[Start of Material provided]
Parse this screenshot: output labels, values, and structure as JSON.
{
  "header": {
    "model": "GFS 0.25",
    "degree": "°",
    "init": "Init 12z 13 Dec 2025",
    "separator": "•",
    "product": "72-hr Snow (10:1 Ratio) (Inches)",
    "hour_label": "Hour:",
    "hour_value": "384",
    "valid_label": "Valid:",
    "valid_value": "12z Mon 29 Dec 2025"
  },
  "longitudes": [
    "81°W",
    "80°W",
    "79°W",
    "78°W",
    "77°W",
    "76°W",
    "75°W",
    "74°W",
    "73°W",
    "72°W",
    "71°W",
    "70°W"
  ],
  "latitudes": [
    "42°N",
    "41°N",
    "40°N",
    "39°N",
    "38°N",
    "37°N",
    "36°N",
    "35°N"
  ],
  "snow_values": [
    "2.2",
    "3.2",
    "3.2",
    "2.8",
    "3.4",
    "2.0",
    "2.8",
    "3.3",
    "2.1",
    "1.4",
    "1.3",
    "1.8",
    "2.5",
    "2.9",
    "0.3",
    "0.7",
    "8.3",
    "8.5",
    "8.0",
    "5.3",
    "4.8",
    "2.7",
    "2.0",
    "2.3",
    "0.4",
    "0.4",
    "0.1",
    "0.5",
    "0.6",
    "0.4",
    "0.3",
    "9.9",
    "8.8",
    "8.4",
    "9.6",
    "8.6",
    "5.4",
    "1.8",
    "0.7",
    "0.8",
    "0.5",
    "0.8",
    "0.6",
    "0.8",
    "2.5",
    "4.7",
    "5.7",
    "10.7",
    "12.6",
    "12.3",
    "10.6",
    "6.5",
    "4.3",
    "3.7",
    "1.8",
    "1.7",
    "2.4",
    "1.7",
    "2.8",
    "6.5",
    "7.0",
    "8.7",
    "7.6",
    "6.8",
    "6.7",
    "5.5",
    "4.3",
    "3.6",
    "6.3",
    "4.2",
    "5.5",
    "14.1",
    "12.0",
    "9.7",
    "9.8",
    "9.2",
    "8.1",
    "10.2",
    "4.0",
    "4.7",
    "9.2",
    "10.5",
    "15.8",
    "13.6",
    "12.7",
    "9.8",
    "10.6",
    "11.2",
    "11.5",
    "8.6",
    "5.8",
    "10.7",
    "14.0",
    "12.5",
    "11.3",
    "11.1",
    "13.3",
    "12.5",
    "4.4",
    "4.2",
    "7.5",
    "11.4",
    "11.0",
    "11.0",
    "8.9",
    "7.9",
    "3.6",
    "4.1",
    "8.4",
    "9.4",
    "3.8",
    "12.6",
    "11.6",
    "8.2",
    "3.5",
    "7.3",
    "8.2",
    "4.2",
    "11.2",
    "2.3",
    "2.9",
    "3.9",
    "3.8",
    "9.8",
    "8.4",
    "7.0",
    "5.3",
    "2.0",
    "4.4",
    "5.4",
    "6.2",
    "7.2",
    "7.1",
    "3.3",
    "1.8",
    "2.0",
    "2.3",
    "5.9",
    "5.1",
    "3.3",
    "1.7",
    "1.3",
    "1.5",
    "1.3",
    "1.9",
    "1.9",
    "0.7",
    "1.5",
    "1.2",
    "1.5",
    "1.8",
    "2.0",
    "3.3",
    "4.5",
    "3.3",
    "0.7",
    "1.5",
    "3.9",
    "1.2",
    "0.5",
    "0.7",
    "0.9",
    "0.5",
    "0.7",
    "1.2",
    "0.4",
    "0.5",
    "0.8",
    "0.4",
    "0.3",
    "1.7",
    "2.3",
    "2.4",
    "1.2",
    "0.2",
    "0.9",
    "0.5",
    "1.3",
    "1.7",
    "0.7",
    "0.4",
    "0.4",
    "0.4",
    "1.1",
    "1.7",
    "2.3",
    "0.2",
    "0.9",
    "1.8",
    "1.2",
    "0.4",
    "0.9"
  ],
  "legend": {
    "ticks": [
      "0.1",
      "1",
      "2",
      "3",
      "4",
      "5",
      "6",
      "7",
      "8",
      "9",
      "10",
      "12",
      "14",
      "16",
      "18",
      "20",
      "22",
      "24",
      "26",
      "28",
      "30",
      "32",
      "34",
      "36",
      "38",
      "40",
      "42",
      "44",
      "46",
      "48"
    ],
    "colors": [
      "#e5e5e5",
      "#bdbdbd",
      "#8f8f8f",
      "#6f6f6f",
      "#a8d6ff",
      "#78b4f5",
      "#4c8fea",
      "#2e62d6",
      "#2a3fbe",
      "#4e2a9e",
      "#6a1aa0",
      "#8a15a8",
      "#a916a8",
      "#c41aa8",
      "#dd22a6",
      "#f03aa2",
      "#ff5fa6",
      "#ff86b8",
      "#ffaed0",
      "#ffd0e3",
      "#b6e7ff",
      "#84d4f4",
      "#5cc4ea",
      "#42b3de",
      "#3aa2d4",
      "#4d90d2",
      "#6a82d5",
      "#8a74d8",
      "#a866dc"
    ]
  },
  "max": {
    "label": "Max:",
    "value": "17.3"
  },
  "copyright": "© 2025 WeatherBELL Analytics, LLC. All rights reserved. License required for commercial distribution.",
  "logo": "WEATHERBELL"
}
[End of Material provided]
All of the material above needs to be retyped word for word.

**Output**
Parse this screenshot: output labels, values, and structure as JSON.
{
  "header": {
    "model": "GFS 0.25",
    "degree": "°",
    "init": "Init 12z 13 Dec 2025",
    "separator": "•",
    "product": "72-hr Snow (10:1 Ratio) (Inches)",
    "hour_label": "Hour:",
    "hour_value": "384",
    "valid_label": "Valid:",
    "valid_value": "12z Mon 29 Dec 2025"
  },
  "longitudes": [
    "81°W",
    "80°W",
    "79°W",
    "78°W",
    "77°W",
    "76°W",
    "75°W",
    "74°W",
    "73°W",
    "72°W",
    "71°W",
    "70°W"
  ],
  "latitudes": [
    "42°N",
    "41°N",
    "40°N",
    "39°N",
    "38°N",
    "37°N",
    "36°N",
    "35°N"
  ],
  "snow_values": [
    "2.2",
    "3.2",
    "3.2",
    "2.8",
    "3.4",
    "2.0",
    "2.8",
    "3.3",
    "2.1",
    "1.4",
    "1.3",
    "1.8",
    "2.5",
    "2.9",
    "0.3",
    "0.7",
    "8.3",
    "8.5",
    "8.0",
    "5.3",
    "4.8",
    "2.7",
    "2.0",
    "2.3",
    "0.4",
    "0.4",
    "0.1",
    "0.5",
    "0.6",
    "0.4",
    "0.3",
    "9.9",
    "8.8",
    "8.4",
    "9.6",
    "8.6",
    "5.4",
    "1.8",
    "0.7",
    "0.8",
    "0.5",
    "0.8",
    "0.6",
    "0.8",
    "2.5",
    "4.7",
    "5.7",
    "10.7",
    "12.6",
    "12.3",
    "10.6",
    "6.5",
    "4.3",
    "3.7",
    "1.8",
    "1.7",
    "2.4",
    "1.7",
    "2.8",
    "6.5",
    "7.0",
    "8.7",
    "7.6",
    "6.8",
    "6.7",
    "5.5",
    "4.3",
    "3.6",
    "6.3",
    "4.2",
    "5.5",
    "14.1",
    "12.0",
    "9.7",
    "9.8",
    "9.2",
    "8.1",
    "10.2",
    "4.0",
    "4.7",
    "9.2",
    "10.5",
    "15.8",
    "13.6",
    "12.7",
    "9.8",
    "10.6",
    "11.2",
    "11.5",
    "8.6",
    "5.8",
    "10.7",
    "14.0",
    "12.5",
    "11.3",
    "11.1",
    "13.3",
    "12.5",
    "4.4",
    "4.2",
    "7.5",
    "11.4",
    "11.0",
    "11.0",
    "8.9",
    "7.9",
    "3.6",
    "4.1",
    "8.4",
    "9.4",
    "3.8",
    "12.6",
    "11.6",
    "8.2",
    "3.5",
    "7.3",
    "8.2",
    "4.2",
    "11.2",
    "2.3",
    "2.9",
    "3.9",
    "3.8",
    "9.8",
    "8.4",
    "7.0",
    "5.3",
    "2.0",
    "4.4",
    "5.4",
    "6.2",
    "7.2",
    "7.1",
    "3.3",
    "1.8",
    "2.0",
    "2.3",
    "5.9",
    "5.1",
    "3.3",
    "1.7",
    "1.3",
    "1.5",
    "1.3",
    "1.9",
    "1.9",
    "0.7",
    "1.5",
    "1.2",
    "1.5",
    "1.8",
    "2.0",
    "3.3",
    "4.5",
    "3.3",
    "0.7",
    "1.5",
    "3.9",
    "1.2",
    "0.5",
    "0.7",
    "0.9",
    "0.5",
    "0.7",
    "1.2",
    "0.4",
    "0.5",
    "0.8",
    "0.4",
    "0.3",
    "1.7",
    "2.3",
    "2.4",
    "1.2",
    "0.2",
    "0.9",
    "0.5",
    "1.3",
    "1.7",
    "0.7",
    "0.4",
    "0.4",
    "0.4",
    "1.1",
    "1.7",
    "2.3",
    "0.2",
    "0.9",
    "1.8",
    "1.2",
    "0.4",
    "0.9"
  ],
  "legend": {
    "ticks": [
      "0.1",
      "1",
      "2",
      "3",
      "4",
      "5",
      "6",
      "7",
      "8",
      "9",
      "10",
      "12",
      "14",
      "16",
      "18",
      "20",
      "22",
      "24",
      "26",
      "28",
      "30",
      "32",
      "34",
      "36",
      "38",
      "40",
      "42",
      "44",
      "46",
      "48"
    ],
    "colors": [
      "#e5e5e5",
      "#bdbdbd",
      "#8f8f8f",
      "#6f6f6f",
      "#a8d6ff",
      "#78b4f5",
      "#4c8fea",
      "#2e62d6",
      "#2a3fbe",
      "#4e2a9e",
      "#6a1aa0",
      "#8a15a8",
      "#a916a8",
      "#c41aa8",
      "#dd22a6",
      "#f03aa2",
      "#ff5fa6",
      "#ff86b8",
      "#ffaed0",
      "#ffd0e3",
      "#b6e7ff",
      "#84d4f4",
      "#5cc4ea",
      "#42b3de",
      "#3aa2d4",
      "#4d90d2",
      "#6a82d5",
      "#8a74d8",
      "#a866dc"
    ]
  },
  "max": {
    "label": "Max:",
    "value": "17.3"
  },
  "copyright": "© 2025 WeatherBELL Analytics, LLC. All rights reserved. License required for commercial distribution.",
  "logo": "WEATHERBELL"
}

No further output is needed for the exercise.